Record set:
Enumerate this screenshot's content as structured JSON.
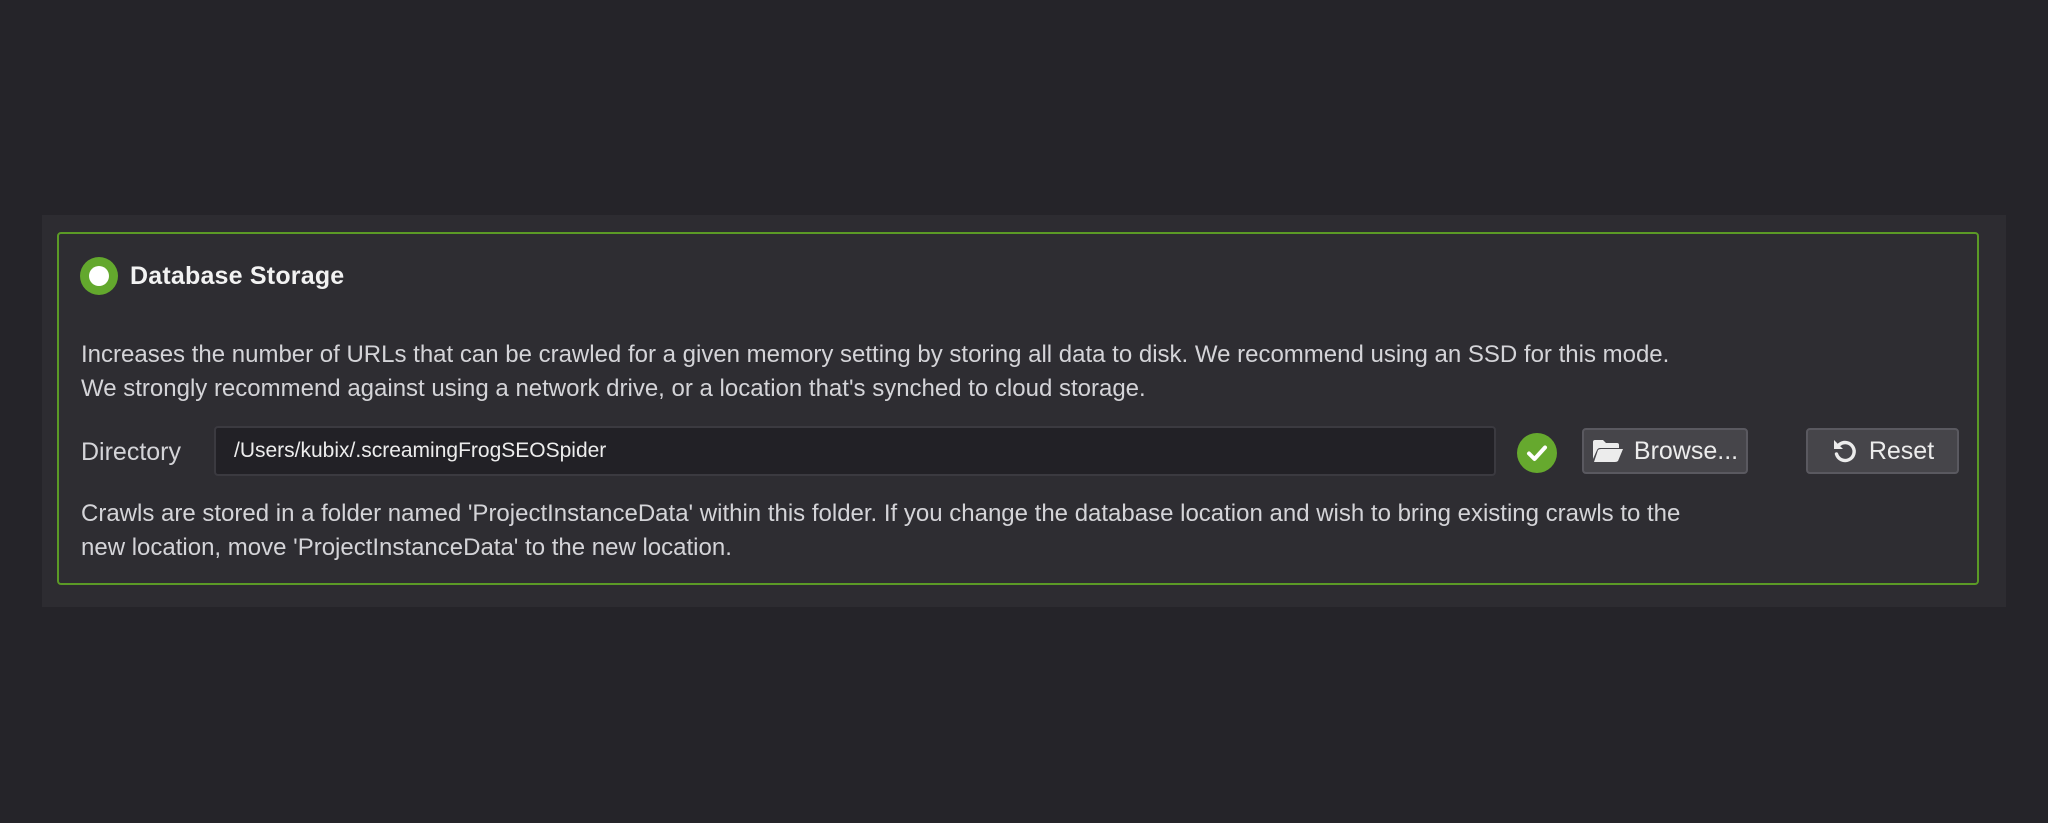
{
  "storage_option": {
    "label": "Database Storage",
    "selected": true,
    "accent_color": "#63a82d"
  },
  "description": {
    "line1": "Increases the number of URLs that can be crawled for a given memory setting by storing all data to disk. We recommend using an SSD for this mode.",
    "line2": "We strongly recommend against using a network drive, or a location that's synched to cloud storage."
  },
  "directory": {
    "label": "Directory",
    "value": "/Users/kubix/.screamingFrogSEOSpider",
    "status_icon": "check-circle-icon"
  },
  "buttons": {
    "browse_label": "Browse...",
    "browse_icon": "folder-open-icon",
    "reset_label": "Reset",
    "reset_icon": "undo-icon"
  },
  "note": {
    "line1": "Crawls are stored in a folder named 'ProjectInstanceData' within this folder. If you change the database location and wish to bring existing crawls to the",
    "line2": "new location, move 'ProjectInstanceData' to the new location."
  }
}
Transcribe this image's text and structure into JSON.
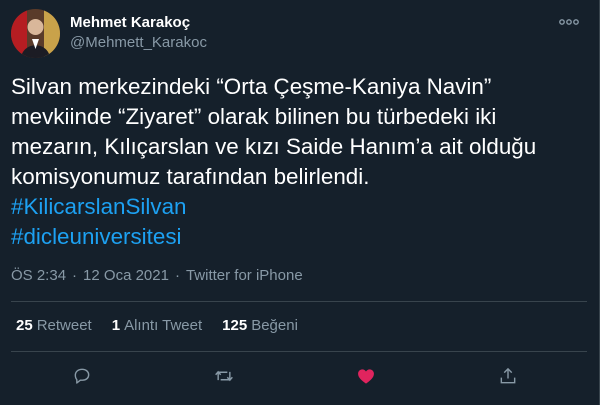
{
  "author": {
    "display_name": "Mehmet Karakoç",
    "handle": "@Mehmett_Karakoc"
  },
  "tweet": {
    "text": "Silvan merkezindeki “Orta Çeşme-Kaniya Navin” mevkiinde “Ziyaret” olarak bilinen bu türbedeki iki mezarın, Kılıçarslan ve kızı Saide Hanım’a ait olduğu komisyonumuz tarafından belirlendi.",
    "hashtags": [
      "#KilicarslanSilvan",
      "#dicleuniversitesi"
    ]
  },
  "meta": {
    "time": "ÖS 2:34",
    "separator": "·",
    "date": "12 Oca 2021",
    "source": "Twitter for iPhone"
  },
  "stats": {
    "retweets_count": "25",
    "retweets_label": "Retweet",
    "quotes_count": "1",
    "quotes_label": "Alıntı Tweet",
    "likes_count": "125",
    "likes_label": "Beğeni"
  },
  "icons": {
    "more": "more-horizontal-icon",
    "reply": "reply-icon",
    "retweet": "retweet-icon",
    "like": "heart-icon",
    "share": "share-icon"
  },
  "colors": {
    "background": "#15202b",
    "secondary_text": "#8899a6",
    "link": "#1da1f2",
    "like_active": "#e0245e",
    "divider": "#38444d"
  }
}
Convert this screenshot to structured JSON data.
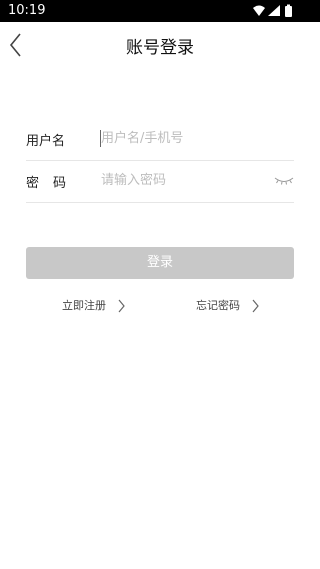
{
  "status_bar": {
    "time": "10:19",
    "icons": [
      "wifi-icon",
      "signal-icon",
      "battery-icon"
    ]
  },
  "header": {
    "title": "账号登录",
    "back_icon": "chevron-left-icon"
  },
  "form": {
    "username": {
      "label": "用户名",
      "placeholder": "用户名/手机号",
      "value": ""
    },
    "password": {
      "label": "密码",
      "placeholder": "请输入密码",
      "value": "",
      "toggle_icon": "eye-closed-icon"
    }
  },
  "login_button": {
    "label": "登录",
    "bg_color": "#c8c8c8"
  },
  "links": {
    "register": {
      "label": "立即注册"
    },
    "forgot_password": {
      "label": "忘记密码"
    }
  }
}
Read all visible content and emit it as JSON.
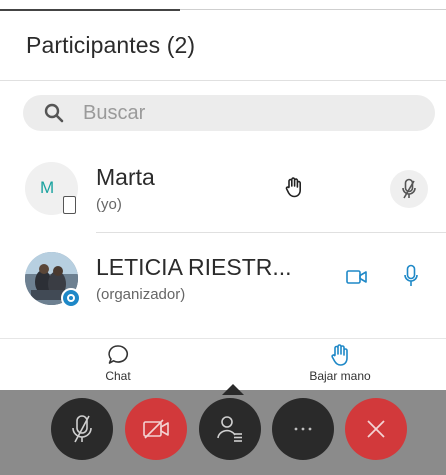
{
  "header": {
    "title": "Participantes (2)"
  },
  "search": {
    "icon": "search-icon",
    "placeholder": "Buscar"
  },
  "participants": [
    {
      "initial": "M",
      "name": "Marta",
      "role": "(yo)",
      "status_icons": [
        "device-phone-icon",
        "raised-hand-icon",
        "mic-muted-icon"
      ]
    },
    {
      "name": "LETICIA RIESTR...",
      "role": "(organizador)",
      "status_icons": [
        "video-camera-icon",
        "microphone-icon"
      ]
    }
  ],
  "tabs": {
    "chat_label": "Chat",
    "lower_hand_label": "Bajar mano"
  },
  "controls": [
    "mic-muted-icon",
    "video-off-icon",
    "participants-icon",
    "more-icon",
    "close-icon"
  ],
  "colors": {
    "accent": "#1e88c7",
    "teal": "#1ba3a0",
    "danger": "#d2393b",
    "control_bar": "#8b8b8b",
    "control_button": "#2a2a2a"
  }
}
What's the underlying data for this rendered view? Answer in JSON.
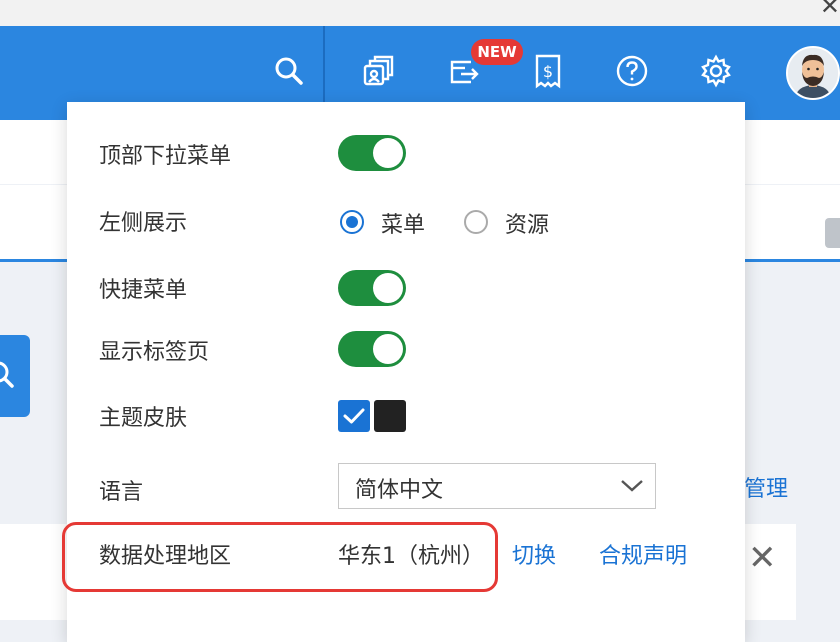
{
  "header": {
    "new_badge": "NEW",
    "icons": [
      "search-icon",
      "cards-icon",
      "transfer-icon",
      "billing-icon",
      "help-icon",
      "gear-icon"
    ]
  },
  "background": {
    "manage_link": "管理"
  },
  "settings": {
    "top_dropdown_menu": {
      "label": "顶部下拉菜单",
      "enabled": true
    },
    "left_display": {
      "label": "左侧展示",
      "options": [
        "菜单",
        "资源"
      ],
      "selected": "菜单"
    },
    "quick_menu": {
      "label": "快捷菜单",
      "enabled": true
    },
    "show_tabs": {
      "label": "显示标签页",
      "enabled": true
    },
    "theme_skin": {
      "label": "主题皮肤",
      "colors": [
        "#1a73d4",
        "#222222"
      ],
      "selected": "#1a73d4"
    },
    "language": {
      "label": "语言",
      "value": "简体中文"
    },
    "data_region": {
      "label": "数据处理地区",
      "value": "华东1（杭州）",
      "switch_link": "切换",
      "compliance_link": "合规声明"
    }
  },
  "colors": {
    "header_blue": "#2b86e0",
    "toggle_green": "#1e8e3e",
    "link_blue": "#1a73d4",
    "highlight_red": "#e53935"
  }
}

What the task requires:
Return the full material word for word. Do not include the pictures.

Output for this exercise:
Enumerate this screenshot's content as structured JSON.
{
  "storage_option": {
    "label": "Database Storage",
    "selected": true,
    "accent_color": "#63a82d"
  },
  "description": {
    "line1": "Increases the number of URLs that can be crawled for a given memory setting by storing all data to disk. We recommend using an SSD for this mode.",
    "line2": "We strongly recommend against using a network drive, or a location that's synched to cloud storage."
  },
  "directory": {
    "label": "Directory",
    "value": "/Users/kubix/.screamingFrogSEOSpider",
    "status_icon": "check-circle-icon"
  },
  "buttons": {
    "browse_label": "Browse...",
    "browse_icon": "folder-open-icon",
    "reset_label": "Reset",
    "reset_icon": "undo-icon"
  },
  "note": {
    "line1": "Crawls are stored in a folder named 'ProjectInstanceData' within this folder. If you change the database location and wish to bring existing crawls to the",
    "line2": "new location, move 'ProjectInstanceData' to the new location."
  }
}
Transcribe this image's text and structure into JSON.
{
  "author": {
    "display_name": "Mehmet Karakoç",
    "handle": "@Mehmett_Karakoc"
  },
  "tweet": {
    "text": "Silvan merkezindeki “Orta Çeşme-Kaniya Navin” mevkiinde “Ziyaret” olarak bilinen bu türbedeki iki mezarın, Kılıçarslan ve kızı Saide Hanım’a ait olduğu komisyonumuz tarafından belirlendi.",
    "hashtags": [
      "#KilicarslanSilvan",
      "#dicleuniversitesi"
    ]
  },
  "meta": {
    "time": "ÖS 2:34",
    "separator": "·",
    "date": "12 Oca 2021",
    "source": "Twitter for iPhone"
  },
  "stats": {
    "retweets_count": "25",
    "retweets_label": "Retweet",
    "quotes_count": "1",
    "quotes_label": "Alıntı Tweet",
    "likes_count": "125",
    "likes_label": "Beğeni"
  },
  "icons": {
    "more": "more-horizontal-icon",
    "reply": "reply-icon",
    "retweet": "retweet-icon",
    "like": "heart-icon",
    "share": "share-icon"
  },
  "colors": {
    "background": "#15202b",
    "secondary_text": "#8899a6",
    "link": "#1da1f2",
    "like_active": "#e0245e",
    "divider": "#38444d"
  }
}
Convert this screenshot to structured JSON data.
{
  "status_bar": {
    "time": "10:19",
    "icons": [
      "wifi-icon",
      "signal-icon",
      "battery-icon"
    ]
  },
  "header": {
    "title": "账号登录",
    "back_icon": "chevron-left-icon"
  },
  "form": {
    "username": {
      "label": "用户名",
      "placeholder": "用户名/手机号",
      "value": ""
    },
    "password": {
      "label": "密码",
      "placeholder": "请输入密码",
      "value": "",
      "toggle_icon": "eye-closed-icon"
    }
  },
  "login_button": {
    "label": "登录",
    "bg_color": "#c8c8c8"
  },
  "links": {
    "register": {
      "label": "立即注册"
    },
    "forgot_password": {
      "label": "忘记密码"
    }
  }
}
Read all visible content and emit it as JSON.
{
  "header": {
    "title": "Participantes (2)"
  },
  "search": {
    "icon": "search-icon",
    "placeholder": "Buscar"
  },
  "participants": [
    {
      "initial": "M",
      "name": "Marta",
      "role": "(yo)",
      "status_icons": [
        "device-phone-icon",
        "raised-hand-icon",
        "mic-muted-icon"
      ]
    },
    {
      "name": "LETICIA RIESTR...",
      "role": "(organizador)",
      "status_icons": [
        "video-camera-icon",
        "microphone-icon"
      ]
    }
  ],
  "tabs": {
    "chat_label": "Chat",
    "lower_hand_label": "Bajar mano"
  },
  "controls": [
    "mic-muted-icon",
    "video-off-icon",
    "participants-icon",
    "more-icon",
    "close-icon"
  ],
  "colors": {
    "accent": "#1e88c7",
    "teal": "#1ba3a0",
    "danger": "#d2393b",
    "control_bar": "#8b8b8b",
    "control_button": "#2a2a2a"
  }
}
What's the underlying data for this rendered view? Answer in JSON.
{
  "header": {
    "new_badge": "NEW",
    "icons": [
      "search-icon",
      "cards-icon",
      "transfer-icon",
      "billing-icon",
      "help-icon",
      "gear-icon"
    ]
  },
  "background": {
    "manage_link": "管理"
  },
  "settings": {
    "top_dropdown_menu": {
      "label": "顶部下拉菜单",
      "enabled": true
    },
    "left_display": {
      "label": "左侧展示",
      "options": [
        "菜单",
        "资源"
      ],
      "selected": "菜单"
    },
    "quick_menu": {
      "label": "快捷菜单",
      "enabled": true
    },
    "show_tabs": {
      "label": "显示标签页",
      "enabled": true
    },
    "theme_skin": {
      "label": "主题皮肤",
      "colors": [
        "#1a73d4",
        "#222222"
      ],
      "selected": "#1a73d4"
    },
    "language": {
      "label": "语言",
      "value": "简体中文"
    },
    "data_region": {
      "label": "数据处理地区",
      "value": "华东1（杭州）",
      "switch_link": "切换",
      "compliance_link": "合规声明"
    }
  },
  "colors": {
    "header_blue": "#2b86e0",
    "toggle_green": "#1e8e3e",
    "link_blue": "#1a73d4",
    "highlight_red": "#e53935"
  }
}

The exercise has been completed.